▶ _GOAL_
Pick out and copy every line below that has the word "from".

# DATASET RECORDS start

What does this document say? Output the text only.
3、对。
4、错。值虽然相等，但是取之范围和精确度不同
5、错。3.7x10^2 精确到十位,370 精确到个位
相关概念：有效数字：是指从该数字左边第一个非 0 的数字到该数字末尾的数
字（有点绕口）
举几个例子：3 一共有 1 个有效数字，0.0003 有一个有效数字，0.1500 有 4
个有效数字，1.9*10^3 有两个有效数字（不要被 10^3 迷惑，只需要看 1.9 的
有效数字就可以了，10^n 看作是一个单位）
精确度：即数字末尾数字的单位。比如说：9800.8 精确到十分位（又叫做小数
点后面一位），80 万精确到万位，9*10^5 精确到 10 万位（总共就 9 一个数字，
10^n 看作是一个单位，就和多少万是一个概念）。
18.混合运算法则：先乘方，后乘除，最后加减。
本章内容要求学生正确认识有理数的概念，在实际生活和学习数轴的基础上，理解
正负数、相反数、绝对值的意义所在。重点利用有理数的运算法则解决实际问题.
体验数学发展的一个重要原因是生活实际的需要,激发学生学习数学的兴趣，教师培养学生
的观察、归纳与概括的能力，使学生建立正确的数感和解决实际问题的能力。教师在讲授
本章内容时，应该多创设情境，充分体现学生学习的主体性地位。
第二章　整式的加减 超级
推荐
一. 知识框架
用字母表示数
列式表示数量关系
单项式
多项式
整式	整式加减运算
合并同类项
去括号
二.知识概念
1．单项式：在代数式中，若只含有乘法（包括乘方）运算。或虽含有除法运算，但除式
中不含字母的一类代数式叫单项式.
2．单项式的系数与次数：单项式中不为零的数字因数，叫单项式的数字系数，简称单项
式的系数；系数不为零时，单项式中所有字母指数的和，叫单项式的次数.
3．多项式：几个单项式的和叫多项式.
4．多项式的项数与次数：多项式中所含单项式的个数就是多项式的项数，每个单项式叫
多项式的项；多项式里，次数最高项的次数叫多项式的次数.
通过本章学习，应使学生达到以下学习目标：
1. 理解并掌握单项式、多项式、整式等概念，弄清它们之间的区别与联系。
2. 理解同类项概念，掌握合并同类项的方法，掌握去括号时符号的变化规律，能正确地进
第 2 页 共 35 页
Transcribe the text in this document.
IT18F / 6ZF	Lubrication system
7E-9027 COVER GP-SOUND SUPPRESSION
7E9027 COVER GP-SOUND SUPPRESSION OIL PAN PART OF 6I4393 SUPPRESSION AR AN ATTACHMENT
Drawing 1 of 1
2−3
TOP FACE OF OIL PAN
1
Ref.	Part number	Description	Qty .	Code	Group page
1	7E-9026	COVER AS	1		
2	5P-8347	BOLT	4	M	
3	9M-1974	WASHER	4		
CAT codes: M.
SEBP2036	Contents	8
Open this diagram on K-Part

# DATASET RECORDS end
# DATASET RECORDS start

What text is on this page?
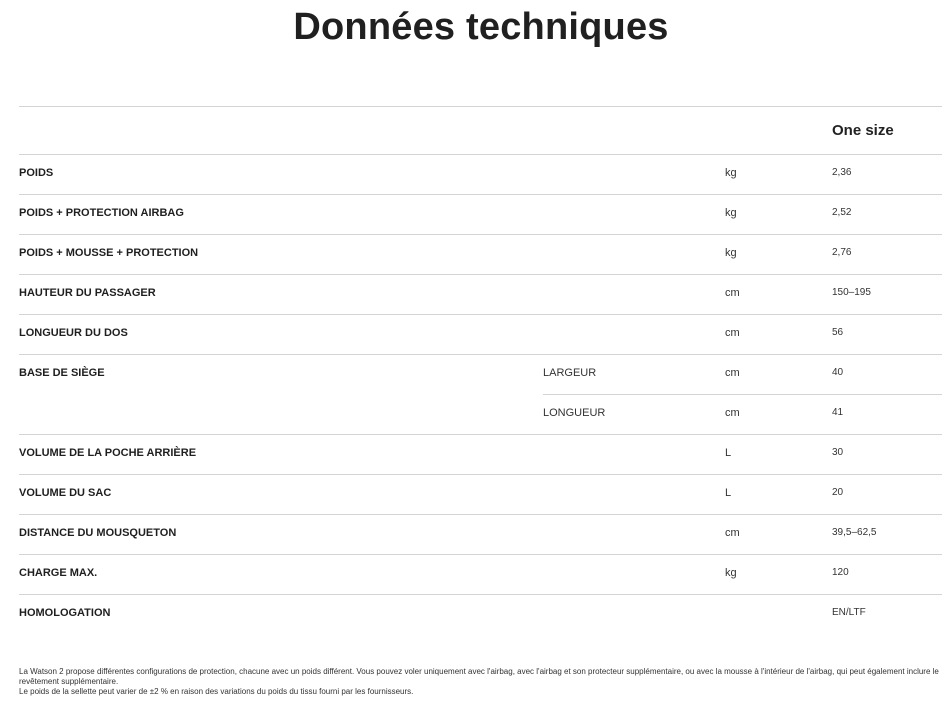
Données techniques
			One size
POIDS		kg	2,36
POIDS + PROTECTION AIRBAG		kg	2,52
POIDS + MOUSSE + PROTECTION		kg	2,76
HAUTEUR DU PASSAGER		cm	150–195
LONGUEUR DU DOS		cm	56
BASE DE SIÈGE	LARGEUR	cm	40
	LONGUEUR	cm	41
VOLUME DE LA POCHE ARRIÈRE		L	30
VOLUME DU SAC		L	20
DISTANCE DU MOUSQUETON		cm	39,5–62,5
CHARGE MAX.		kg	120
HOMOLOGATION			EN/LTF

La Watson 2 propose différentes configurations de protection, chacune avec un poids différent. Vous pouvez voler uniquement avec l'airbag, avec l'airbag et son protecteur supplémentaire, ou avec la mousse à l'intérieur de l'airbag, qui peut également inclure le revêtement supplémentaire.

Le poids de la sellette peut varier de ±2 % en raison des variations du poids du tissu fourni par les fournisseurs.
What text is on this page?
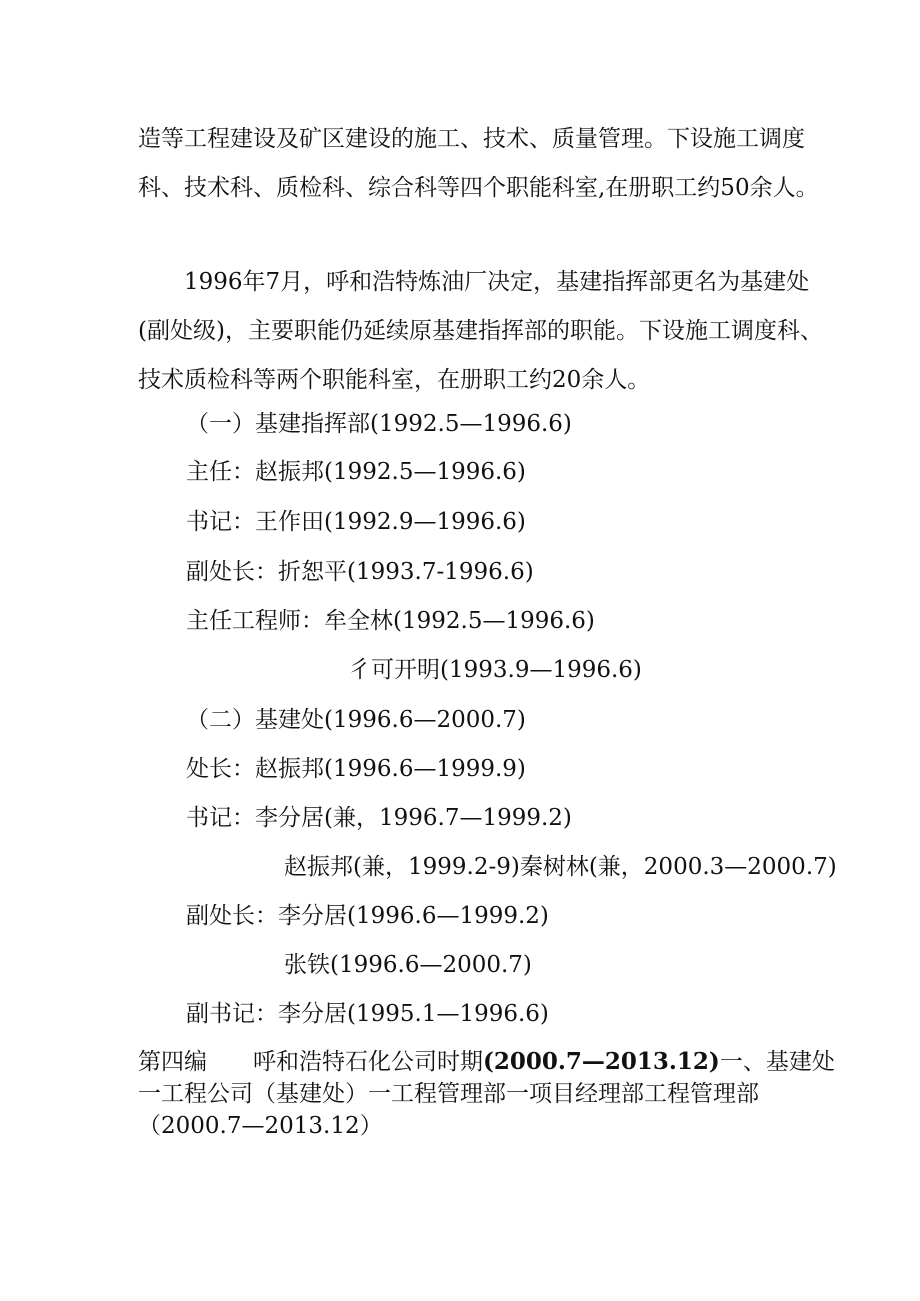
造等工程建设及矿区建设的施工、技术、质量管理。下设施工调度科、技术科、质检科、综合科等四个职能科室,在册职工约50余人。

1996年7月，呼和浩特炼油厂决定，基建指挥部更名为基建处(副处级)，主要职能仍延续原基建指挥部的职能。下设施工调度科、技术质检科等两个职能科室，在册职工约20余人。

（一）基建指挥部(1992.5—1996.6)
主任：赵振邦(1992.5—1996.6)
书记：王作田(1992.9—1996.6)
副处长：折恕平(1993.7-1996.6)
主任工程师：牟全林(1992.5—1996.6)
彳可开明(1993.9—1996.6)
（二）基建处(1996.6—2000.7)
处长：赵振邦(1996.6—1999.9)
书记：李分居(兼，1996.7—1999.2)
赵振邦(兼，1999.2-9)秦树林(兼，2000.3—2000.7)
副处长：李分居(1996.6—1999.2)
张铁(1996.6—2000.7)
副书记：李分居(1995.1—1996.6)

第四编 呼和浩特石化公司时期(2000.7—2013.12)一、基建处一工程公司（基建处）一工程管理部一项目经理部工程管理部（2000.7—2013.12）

# DATASET RECORDS end
# DATASET RECORDS start

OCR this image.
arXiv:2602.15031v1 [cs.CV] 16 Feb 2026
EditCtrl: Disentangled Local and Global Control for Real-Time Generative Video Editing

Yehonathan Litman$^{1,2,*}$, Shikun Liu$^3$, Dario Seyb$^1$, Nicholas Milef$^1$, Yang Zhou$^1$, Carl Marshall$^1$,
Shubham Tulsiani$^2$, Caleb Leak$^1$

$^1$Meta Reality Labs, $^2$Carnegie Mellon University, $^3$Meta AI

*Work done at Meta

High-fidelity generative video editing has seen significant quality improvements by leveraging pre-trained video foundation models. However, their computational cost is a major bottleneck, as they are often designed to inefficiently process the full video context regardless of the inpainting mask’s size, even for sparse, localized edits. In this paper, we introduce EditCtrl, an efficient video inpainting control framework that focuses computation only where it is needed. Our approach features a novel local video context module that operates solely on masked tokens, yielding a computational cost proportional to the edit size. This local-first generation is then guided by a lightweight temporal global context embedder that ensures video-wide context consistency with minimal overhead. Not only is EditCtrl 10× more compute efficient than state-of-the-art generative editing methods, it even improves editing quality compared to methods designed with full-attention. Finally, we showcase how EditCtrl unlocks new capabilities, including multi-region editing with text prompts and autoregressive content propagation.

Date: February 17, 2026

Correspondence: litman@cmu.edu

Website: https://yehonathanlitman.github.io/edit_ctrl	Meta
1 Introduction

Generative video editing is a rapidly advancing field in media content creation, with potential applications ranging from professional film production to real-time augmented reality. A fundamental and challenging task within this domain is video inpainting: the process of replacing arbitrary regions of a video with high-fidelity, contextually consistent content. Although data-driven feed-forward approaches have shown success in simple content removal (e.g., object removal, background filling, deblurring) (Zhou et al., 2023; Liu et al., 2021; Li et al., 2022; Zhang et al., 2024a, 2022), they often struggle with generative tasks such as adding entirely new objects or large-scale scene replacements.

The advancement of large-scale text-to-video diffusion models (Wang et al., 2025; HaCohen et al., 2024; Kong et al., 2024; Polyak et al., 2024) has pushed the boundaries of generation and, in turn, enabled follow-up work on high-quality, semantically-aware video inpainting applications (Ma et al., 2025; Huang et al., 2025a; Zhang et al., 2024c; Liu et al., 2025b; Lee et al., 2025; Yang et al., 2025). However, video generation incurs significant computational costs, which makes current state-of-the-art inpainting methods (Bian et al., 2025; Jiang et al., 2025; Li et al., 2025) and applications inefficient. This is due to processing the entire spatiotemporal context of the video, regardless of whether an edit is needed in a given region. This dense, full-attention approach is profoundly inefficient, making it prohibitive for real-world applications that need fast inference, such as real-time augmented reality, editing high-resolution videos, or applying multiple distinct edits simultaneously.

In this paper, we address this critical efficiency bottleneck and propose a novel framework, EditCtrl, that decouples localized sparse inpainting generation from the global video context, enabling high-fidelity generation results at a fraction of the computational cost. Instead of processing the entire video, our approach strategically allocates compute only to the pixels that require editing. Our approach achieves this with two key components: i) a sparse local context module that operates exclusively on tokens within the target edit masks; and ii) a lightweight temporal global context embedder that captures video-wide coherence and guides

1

# DATASET RECORDS end

▶ _CORRECT OUTPUT_
Generative video editing is a rapidly advancing field in media content creation, with potential applications ranging from professional film production to real-time augmented reality. A fundamental and challenging task within this domain is video inpainting: the process of replacing arbitrary regions of a video with high-fidelity, contextually consistent content. Although data-driven feed-forward approaches have shown success in simple content removal (e.g., object removal, background filling, deblurring) (Zhou et al., 2023; Liu et al., 2021; Li et al., 2022; Zhang et al., 2024a, 2022), they often struggle with generative tasks such as adding entirely new objects or large-scale scene replacements.
In this paper, we address this critical efficiency bottleneck and propose a novel framework, EditCtrl, that decouples localized sparse inpainting generation from the global video context, enabling high-fidelity generation results at a fraction of the computational cost. Instead of processing the entire video, our approach strategically allocates compute only to the pixels that require editing. Our approach achieves this with two key components: i) a sparse local context module that operates exclusively on tokens within the target edit masks; and ii) a lightweight temporal global context embedder that captures video-wide coherence and guides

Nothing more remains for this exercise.